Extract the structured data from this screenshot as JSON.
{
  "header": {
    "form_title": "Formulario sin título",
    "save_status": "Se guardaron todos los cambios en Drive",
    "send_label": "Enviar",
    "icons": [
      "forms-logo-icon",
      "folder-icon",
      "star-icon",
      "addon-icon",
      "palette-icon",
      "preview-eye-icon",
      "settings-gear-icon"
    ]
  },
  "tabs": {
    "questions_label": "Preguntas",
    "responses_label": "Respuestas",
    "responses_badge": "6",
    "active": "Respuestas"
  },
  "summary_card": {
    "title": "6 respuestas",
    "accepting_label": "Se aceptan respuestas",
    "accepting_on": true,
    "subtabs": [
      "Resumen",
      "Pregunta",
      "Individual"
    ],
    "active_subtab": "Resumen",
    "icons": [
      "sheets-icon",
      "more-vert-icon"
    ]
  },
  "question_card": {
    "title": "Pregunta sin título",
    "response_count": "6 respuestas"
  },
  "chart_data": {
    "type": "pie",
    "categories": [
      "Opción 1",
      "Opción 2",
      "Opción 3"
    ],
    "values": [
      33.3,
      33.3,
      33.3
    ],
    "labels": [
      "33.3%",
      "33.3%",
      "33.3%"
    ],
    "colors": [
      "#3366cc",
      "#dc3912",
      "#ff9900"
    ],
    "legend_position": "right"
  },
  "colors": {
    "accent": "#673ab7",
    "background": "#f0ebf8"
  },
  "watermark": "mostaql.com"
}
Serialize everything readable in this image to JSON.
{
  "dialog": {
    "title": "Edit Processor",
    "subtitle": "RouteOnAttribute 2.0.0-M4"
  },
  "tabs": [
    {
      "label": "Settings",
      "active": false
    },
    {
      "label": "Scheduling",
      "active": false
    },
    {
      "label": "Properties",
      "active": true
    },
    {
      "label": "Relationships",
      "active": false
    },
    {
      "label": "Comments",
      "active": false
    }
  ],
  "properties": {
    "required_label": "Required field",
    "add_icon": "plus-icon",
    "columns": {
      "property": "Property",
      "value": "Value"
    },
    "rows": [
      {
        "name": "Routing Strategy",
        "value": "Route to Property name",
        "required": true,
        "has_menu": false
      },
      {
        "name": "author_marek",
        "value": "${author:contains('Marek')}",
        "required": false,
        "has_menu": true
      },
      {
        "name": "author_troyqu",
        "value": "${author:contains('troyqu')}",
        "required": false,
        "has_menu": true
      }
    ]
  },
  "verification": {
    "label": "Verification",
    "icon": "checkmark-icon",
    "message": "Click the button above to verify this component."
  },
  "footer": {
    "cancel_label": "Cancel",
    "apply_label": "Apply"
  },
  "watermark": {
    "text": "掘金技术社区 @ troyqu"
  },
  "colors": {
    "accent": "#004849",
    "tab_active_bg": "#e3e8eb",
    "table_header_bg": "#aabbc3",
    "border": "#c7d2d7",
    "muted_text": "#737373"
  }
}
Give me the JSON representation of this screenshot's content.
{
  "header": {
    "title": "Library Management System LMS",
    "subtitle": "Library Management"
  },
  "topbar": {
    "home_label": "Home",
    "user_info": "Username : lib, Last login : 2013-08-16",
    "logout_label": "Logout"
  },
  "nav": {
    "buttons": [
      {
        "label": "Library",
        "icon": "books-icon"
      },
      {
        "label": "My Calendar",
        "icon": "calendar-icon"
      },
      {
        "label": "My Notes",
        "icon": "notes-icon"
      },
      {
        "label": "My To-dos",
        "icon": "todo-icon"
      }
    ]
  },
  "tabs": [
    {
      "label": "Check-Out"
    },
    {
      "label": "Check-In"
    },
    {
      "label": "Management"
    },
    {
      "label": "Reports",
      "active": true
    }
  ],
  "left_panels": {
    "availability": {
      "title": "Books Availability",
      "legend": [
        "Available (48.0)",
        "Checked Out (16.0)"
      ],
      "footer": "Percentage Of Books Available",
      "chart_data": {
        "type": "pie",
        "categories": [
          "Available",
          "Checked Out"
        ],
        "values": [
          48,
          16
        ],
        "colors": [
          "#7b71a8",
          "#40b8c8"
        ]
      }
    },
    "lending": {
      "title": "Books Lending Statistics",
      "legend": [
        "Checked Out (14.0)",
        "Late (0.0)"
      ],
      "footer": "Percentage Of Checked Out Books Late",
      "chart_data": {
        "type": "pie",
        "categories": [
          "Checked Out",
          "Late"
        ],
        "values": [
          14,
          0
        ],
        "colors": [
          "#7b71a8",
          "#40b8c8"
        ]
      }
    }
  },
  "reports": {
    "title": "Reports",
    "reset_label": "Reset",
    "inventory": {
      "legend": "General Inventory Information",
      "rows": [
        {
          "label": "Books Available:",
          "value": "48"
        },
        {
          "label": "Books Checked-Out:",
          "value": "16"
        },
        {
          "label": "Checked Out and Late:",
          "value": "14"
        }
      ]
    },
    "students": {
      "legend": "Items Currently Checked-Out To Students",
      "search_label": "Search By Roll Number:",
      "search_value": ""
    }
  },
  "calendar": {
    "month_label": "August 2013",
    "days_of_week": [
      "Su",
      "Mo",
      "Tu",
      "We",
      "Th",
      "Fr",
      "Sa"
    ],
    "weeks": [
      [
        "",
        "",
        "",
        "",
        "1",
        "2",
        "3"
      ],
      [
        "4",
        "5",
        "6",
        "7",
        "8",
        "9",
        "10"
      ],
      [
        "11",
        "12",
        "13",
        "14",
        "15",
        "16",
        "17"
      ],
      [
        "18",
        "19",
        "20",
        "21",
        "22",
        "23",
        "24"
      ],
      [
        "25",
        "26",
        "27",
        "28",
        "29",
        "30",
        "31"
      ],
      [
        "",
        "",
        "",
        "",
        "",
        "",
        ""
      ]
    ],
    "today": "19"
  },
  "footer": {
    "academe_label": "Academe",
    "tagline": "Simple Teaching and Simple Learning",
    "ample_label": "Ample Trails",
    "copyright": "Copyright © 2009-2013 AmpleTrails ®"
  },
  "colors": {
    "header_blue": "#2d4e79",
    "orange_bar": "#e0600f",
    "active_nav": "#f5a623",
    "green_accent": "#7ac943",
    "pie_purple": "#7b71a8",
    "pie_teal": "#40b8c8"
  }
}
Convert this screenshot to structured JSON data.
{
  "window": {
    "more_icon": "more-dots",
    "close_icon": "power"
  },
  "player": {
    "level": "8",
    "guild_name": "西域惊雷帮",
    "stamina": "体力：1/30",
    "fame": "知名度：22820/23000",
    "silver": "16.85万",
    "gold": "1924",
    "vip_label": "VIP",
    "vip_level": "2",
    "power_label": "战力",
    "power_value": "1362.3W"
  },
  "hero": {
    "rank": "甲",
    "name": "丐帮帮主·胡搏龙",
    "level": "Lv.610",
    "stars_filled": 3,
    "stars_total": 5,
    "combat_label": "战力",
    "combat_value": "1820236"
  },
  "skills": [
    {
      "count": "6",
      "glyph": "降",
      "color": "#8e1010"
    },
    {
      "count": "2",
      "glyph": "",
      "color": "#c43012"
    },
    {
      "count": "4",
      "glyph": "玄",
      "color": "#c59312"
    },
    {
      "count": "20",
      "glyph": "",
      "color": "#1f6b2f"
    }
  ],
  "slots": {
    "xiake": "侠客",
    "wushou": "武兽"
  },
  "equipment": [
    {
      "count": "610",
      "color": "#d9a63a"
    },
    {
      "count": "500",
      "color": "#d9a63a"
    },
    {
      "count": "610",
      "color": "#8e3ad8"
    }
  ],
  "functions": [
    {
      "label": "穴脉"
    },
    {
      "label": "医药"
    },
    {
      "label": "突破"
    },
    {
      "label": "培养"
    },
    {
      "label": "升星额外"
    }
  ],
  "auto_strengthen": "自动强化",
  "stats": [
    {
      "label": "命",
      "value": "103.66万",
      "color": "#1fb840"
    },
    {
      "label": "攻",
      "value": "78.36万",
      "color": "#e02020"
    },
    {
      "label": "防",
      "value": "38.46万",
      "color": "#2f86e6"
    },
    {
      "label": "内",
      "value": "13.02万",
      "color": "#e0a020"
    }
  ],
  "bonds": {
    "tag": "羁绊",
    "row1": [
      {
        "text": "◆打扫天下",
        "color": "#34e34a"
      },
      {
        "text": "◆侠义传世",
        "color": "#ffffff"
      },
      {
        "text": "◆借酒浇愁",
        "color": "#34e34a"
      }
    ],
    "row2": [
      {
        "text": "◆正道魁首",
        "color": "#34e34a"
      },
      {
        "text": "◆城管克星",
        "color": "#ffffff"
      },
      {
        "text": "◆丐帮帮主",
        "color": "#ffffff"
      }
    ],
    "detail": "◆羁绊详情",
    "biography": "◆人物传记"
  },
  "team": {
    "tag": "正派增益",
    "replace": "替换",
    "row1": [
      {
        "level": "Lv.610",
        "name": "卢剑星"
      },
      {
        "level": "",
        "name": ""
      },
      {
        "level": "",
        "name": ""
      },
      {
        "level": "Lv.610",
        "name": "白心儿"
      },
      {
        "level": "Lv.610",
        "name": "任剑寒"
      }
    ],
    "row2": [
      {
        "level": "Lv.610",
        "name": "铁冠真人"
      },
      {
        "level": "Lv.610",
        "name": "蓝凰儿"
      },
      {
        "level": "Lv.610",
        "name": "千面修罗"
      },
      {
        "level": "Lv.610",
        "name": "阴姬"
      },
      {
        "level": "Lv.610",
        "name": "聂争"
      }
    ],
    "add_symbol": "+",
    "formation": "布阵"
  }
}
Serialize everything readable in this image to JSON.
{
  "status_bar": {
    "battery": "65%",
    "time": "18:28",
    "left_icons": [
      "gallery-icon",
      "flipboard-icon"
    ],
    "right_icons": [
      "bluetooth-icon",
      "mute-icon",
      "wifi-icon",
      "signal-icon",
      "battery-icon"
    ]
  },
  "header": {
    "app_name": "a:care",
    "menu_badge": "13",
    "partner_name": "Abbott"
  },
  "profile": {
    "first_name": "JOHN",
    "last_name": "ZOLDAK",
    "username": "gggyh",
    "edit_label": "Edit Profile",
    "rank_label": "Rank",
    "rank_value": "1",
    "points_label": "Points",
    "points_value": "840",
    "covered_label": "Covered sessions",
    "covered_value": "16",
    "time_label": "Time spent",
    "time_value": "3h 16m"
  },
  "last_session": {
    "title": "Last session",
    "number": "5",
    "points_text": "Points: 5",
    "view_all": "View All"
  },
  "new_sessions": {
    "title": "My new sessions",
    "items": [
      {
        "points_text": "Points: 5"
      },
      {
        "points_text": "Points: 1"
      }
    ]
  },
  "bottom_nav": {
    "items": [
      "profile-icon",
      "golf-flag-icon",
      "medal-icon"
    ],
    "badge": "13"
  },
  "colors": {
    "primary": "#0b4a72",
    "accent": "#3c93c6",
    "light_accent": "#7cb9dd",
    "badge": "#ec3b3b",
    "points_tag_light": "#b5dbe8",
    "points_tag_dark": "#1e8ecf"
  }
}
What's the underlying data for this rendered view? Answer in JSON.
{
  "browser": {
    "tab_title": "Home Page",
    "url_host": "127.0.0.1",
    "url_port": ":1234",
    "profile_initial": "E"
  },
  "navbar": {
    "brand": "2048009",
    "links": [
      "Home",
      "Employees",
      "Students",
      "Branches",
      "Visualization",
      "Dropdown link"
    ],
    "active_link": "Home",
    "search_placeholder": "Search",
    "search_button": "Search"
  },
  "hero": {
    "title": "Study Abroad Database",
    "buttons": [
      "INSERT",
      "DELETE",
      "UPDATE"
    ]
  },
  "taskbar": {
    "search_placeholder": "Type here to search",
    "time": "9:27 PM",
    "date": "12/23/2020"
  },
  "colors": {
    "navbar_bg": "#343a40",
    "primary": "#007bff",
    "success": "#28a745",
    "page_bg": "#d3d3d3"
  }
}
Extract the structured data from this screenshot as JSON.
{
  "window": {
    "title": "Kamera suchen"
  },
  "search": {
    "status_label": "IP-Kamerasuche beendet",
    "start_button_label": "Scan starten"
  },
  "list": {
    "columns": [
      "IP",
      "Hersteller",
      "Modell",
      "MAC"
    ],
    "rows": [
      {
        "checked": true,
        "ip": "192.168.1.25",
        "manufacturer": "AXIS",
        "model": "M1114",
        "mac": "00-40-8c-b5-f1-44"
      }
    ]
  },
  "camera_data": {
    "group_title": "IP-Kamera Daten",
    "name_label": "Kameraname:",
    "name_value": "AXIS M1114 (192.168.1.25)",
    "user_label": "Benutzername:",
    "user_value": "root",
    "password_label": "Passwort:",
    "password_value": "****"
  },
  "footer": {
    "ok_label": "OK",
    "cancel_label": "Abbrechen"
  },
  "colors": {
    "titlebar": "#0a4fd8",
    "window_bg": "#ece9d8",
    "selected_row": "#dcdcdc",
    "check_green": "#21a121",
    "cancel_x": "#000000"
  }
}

§ **REQUIRED TASK**: Locate the lines above that contain "Edit" and copy them.

§ **FINISHED TASK**:
    "title": "Edit Processor",
    "edit_label": "Edit Profile",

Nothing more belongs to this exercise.